* GOAL OF THE EXERCISE: Count every line of the listing where the string "rule" occurs, and reply with the count alone.

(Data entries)
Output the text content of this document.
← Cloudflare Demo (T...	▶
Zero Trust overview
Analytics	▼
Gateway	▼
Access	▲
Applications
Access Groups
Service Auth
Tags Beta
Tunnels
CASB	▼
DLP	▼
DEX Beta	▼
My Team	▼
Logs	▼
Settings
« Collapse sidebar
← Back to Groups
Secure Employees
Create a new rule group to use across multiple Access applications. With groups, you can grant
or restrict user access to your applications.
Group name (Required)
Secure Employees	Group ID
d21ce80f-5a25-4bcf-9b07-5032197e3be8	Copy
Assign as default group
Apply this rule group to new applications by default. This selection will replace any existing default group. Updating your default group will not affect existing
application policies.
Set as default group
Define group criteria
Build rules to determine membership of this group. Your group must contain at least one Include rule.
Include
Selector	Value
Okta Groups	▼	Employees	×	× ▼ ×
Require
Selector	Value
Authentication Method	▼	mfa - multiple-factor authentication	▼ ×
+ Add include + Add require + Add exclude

* ANSWER FOR THE TASK: 3